_What you need to do_
Write the data out again exactly, dropping any images it holds.

____________

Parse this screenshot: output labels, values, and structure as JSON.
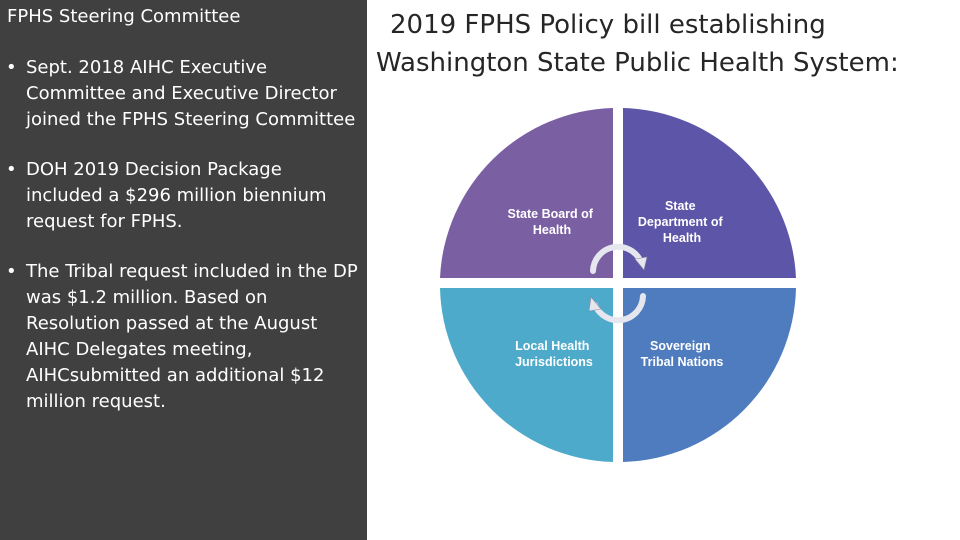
{
  "left_panel": {
    "title": "FPHS Steering Committee",
    "bullets": [
      "Sept. 2018 AIHC Executive Committee and Executive Director joined the FPHS Steering Committee",
      "DOH 2019 Decision Package included a $296 million biennium request for FPHS.",
      "The Tribal request  included in the DP was $1.2 million. Based on Resolution passed at  the August AIHC Delegates meeting, AIHCsubmitted an additional $12 million request."
    ]
  },
  "heading": {
    "line1": "2019 FPHS Policy bill establishing",
    "line2": "Washington State Public Health System:"
  },
  "diagram": {
    "quadrants": [
      {
        "lines": [
          "State Board of",
          "Health"
        ],
        "color": "#7b5fa3"
      },
      {
        "lines": [
          "State",
          "Department of",
          "Health"
        ],
        "color": "#5c55a8"
      },
      {
        "lines": [
          "Local Health",
          "Jurisdictions"
        ],
        "color": "#4eaacb"
      },
      {
        "lines": [
          "Sovereign",
          "Tribal Nations"
        ],
        "color": "#4f7cbf"
      }
    ],
    "arrow_color": "#e6e6ee",
    "arrow_edge": "#8a8aa0"
  }
}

____________

_Result of the exercise_
Parse this screenshot: output labels, values, and structure as JSON.
{
  "left_panel": {
    "title": "FPHS Steering Committee",
    "bullets": [
      "Sept. 2018 AIHC Executive Committee and Executive Director joined the FPHS Steering Committee",
      "DOH 2019 Decision Package included a $296 million biennium request for FPHS.",
      "The Tribal request  included in the DP was $1.2 million. Based on Resolution passed at  the August AIHC Delegates meeting, AIHCsubmitted an additional $12 million request."
    ]
  },
  "heading": {
    "line1": "2019 FPHS Policy bill establishing",
    "line2": "Washington State Public Health System:"
  },
  "diagram": {
    "quadrants": [
      {
        "lines": [
          "State Board of",
          "Health"
        ],
        "color": "#7b5fa3"
      },
      {
        "lines": [
          "State",
          "Department of",
          "Health"
        ],
        "color": "#5c55a8"
      },
      {
        "lines": [
          "Local Health",
          "Jurisdictions"
        ],
        "color": "#4eaacb"
      },
      {
        "lines": [
          "Sovereign",
          "Tribal Nations"
        ],
        "color": "#4f7cbf"
      }
    ],
    "arrow_color": "#e6e6ee",
    "arrow_edge": "#8a8aa0"
  }
}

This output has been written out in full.